Below are some records; reproduce every one of them exactly.

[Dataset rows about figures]
+===+

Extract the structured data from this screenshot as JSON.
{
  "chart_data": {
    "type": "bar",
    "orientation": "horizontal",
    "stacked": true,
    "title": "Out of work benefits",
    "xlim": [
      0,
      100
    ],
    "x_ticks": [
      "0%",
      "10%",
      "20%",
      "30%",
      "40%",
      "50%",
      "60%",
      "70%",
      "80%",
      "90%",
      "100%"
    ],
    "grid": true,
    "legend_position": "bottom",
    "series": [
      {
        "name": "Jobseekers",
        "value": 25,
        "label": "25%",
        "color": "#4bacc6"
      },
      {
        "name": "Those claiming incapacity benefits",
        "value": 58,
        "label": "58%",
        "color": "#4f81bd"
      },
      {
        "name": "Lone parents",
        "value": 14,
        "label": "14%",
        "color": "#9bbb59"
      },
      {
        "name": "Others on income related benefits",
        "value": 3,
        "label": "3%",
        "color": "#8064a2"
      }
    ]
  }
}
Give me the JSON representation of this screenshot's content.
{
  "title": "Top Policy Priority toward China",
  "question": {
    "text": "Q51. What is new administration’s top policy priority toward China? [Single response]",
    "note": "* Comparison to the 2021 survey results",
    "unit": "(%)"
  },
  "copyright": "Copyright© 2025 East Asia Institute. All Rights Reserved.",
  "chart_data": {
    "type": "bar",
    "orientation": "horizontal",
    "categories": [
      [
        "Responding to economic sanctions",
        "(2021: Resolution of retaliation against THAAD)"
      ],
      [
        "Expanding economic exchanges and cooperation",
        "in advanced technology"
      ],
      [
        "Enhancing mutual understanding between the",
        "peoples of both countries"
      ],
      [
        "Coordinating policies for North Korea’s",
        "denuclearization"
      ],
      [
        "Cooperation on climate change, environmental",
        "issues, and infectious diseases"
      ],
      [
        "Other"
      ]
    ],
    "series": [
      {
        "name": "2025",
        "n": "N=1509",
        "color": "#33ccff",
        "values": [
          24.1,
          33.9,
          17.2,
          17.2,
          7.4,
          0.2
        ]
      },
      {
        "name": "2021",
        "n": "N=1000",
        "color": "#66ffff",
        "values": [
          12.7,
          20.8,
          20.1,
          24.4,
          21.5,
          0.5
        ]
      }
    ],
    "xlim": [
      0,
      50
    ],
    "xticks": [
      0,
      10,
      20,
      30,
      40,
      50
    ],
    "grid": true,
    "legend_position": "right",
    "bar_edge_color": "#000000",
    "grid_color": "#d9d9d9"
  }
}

+===+

* [Result for this exercise]
Extract the structured data from this screenshot as JSON.
{
  "chart_data": {
    "type": "bar",
    "orientation": "horizontal",
    "stacked": true,
    "title": "Out of work benefits",
    "xlim": [
      0,
      100
    ],
    "x_ticks": [
      "0%",
      "10%",
      "20%",
      "30%",
      "40%",
      "50%",
      "60%",
      "70%",
      "80%",
      "90%",
      "100%"
    ],
    "grid": true,
    "legend_position": "bottom",
    "series": [
      {
        "name": "Jobseekers",
        "value": 25,
        "label": "25%",
        "color": "#4bacc6"
      },
      {
        "name": "Those claiming incapacity benefits",
        "value": 58,
        "label": "58%",
        "color": "#4f81bd"
      },
      {
        "name": "Lone parents",
        "value": 14,
        "label": "14%",
        "color": "#9bbb59"
      },
      {
        "name": "Others on income related benefits",
        "value": 3,
        "label": "3%",
        "color": "#8064a2"
      }
    ]
  }
}
Give me the JSON representation of this screenshot's content.
{
  "title": "Top Policy Priority toward China",
  "question": {
    "text": "Q51. What is new administration’s top policy priority toward China? [Single response]",
    "note": "* Comparison to the 2021 survey results",
    "unit": "(%)"
  },
  "copyright": "Copyright© 2025 East Asia Institute. All Rights Reserved.",
  "chart_data": {
    "type": "bar",
    "orientation": "horizontal",
    "categories": [
      [
        "Responding to economic sanctions",
        "(2021: Resolution of retaliation against THAAD)"
      ],
      [
        "Expanding economic exchanges and cooperation",
        "in advanced technology"
      ],
      [
        "Enhancing mutual understanding between the",
        "peoples of both countries"
      ],
      [
        "Coordinating policies for North Korea’s",
        "denuclearization"
      ],
      [
        "Cooperation on climate change, environmental",
        "issues, and infectious diseases"
      ],
      [
        "Other"
      ]
    ],
    "series": [
      {
        "name": "2025",
        "n": "N=1509",
        "color": "#33ccff",
        "values": [
          24.1,
          33.9,
          17.2,
          17.2,
          7.4,
          0.2
        ]
      },
      {
        "name": "2021",
        "n": "N=1000",
        "color": "#66ffff",
        "values": [
          12.7,
          20.8,
          20.1,
          24.4,
          21.5,
          0.5
        ]
      }
    ],
    "xlim": [
      0,
      50
    ],
    "xticks": [
      0,
      10,
      20,
      30,
      40,
      50
    ],
    "grid": true,
    "legend_position": "right",
    "bar_edge_color": "#000000",
    "grid_color": "#d9d9d9"
  }
}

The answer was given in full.